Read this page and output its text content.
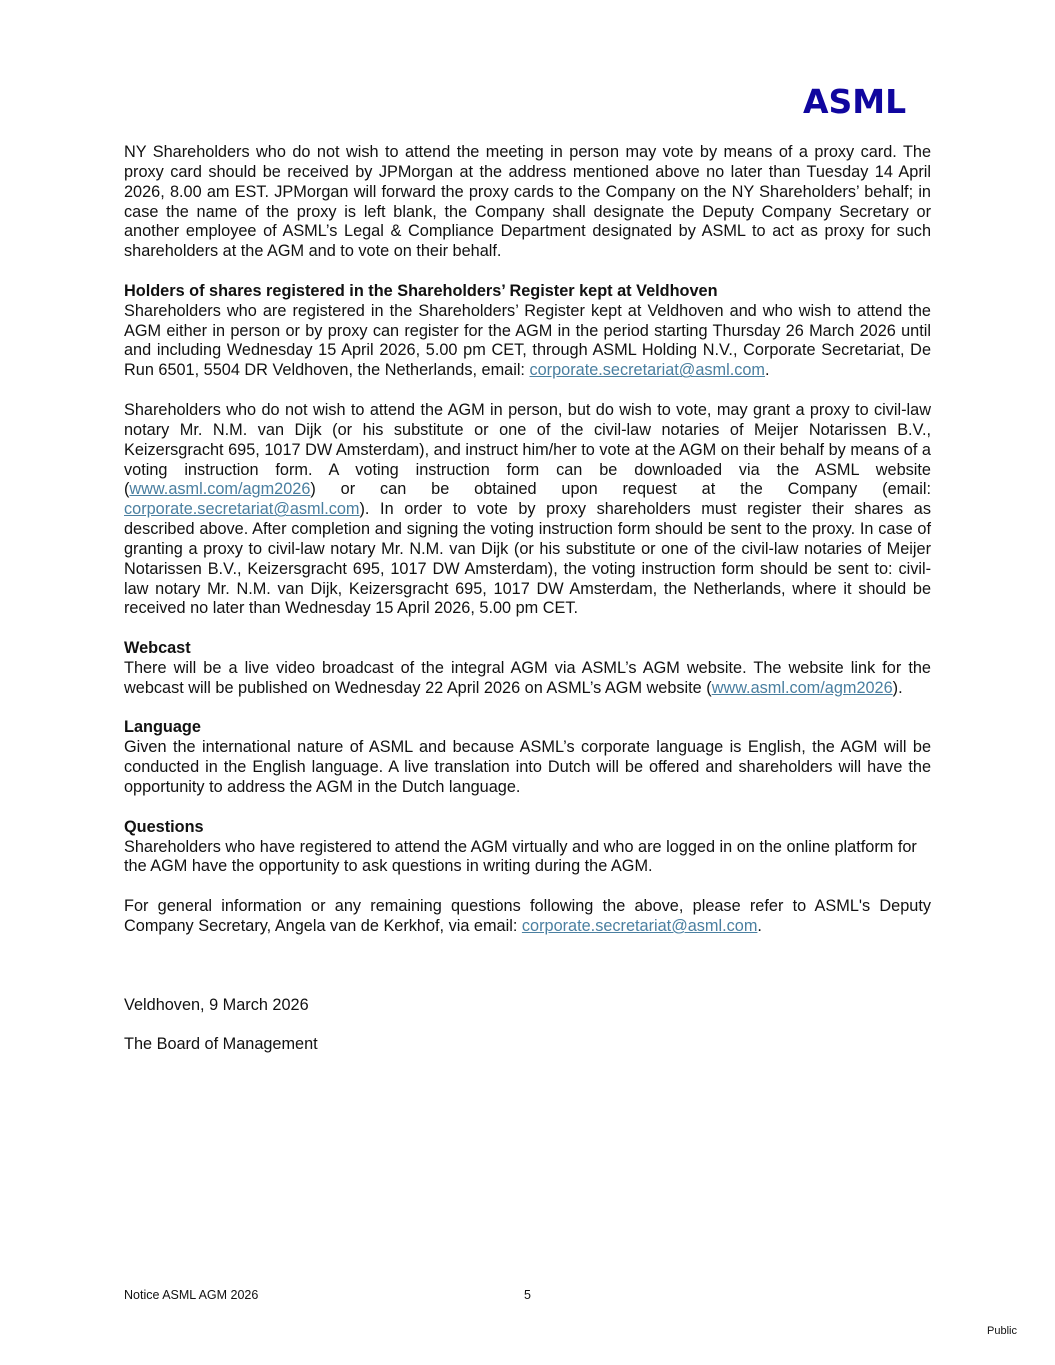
ASML

NY Shareholders who do not wish to attend the meeting in person may vote by means of a proxy card. The proxy card should be received by JPMorgan at the address mentioned above no later than Tuesday 14 April 2026, 8.00 am EST. JPMorgan will forward the proxy cards to the Company on the NY Shareholders’ behalf; in case the name of the proxy is left blank, the Company shall designate the Deputy Company Secretary or another employee of ASML’s Legal & Compliance Department designated by ASML to act as proxy for such shareholders at the AGM and to vote on their behalf.

Holders of shares registered in the Shareholders’ Register kept at Veldhoven
Shareholders who are registered in the Shareholders’ Register kept at Veldhoven and who wish to attend the AGM either in person or by proxy can register for the AGM in the period starting Thursday 26 March 2026 until and including Wednesday 15 April 2026, 5.00 pm CET, through ASML Holding N.V., Corporate Secretariat, De Run 6501, 5504 DR Veldhoven, the Netherlands, email: corporate.secretariat@asml.com.

Shareholders who do not wish to attend the AGM in person, but do wish to vote, may grant a proxy to civil-law notary Mr. N.M. van Dijk (or his substitute or one of the civil-law notaries of Meijer Notarissen B.V., Keizersgracht 695, 1017 DW Amsterdam), and instruct him/her to vote at the AGM on their behalf by means of a voting instruction form. A voting instruction form can be downloaded via the ASML website (www.asml.com/agm2026) or can be obtained upon request at the Company (email: corporate.secretariat@asml.com). In order to vote by proxy shareholders must register their shares as described above. After completion and signing the voting instruction form should be sent to the proxy. In case of granting a proxy to civil-law notary Mr. N.M. van Dijk (or his substitute or one of the civil-law notaries of Meijer Notarissen B.V., Keizersgracht 695, 1017 DW Amsterdam), the voting instruction form should be sent to: civil-law notary Mr. N.M. van Dijk, Keizersgracht 695, 1017 DW Amsterdam, the Netherlands, where it should be received no later than Wednesday 15 April 2026, 5.00 pm CET.

Webcast
There will be a live video broadcast of the integral AGM via ASML’s AGM website. The website link for the webcast will be published on Wednesday 22 April 2026 on ASML’s AGM website (www.asml.com/agm2026).

Language
Given the international nature of ASML and because ASML’s corporate language is English, the AGM will be conducted in the English language. A live translation into Dutch will be offered and shareholders will have the opportunity to address the AGM in the Dutch language.

Questions
Shareholders who have registered to attend the AGM virtually and who are logged in on the online platform for the AGM have the opportunity to ask questions in writing during the AGM.

For general information or any remaining questions following the above, please refer to ASML's Deputy Company Secretary, Angela van de Kerkhof, via email: corporate.secretariat@asml.com.

Veldhoven, 9 March 2026

The Board of Management

Notice ASML AGM 2026	5
Public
══════════
**Work to be completed**
Pick out each line containing "above" and report it.

**Correct answer**
NY Shareholders who do not wish to attend the meeting in person may vote by means of a proxy card. The proxy card should be received by JPMorgan at the address mentioned above no later than Tuesday 14 April 2026, 8.00 am EST. JPMorgan will forward the proxy cards to the Company on the NY Shareholders’ behalf; in case the name of the proxy is left blank, the Company shall designate the Deputy Company Secretary or another employee of ASML’s Legal & Compliance Department designated by ASML to act as proxy for such shareholders at the AGM and to vote on their behalf.
Shareholders who do not wish to attend the AGM in person, but do wish to vote, may grant a proxy to civil-law notary Mr. N.M. van Dijk (or his substitute or one of the civil-law notaries of Meijer Notarissen B.V., Keizersgracht 695, 1017 DW Amsterdam), and instruct him/her to vote at the AGM on their behalf by means of a voting instruction form. A voting instruction form can be downloaded via the ASML website (www.asml.com/agm2026) or can be obtained upon request at the Company (email: corporate.secretariat@asml.com). In order to vote by proxy shareholders must register their shares as described above. After completion and signing the voting instruction form should be sent to the proxy. In case of granting a proxy to civil-law notary Mr. N.M. van Dijk (or his substitute or one of the civil-law notaries of Meijer Notarissen B.V., Keizersgracht 695, 1017 DW Amsterdam), the voting instruction form should be sent to: civil-law notary Mr. N.M. van Dijk, Keizersgracht 695, 1017 DW Amsterdam, the Netherlands, where it should be received no later than Wednesday 15 April 2026, 5.00 pm CET.
For general information or any remaining questions following the above, please refer to ASML's Deputy Company Secretary, Angela van de Kerkhof, via email: corporate.secretariat@asml.com.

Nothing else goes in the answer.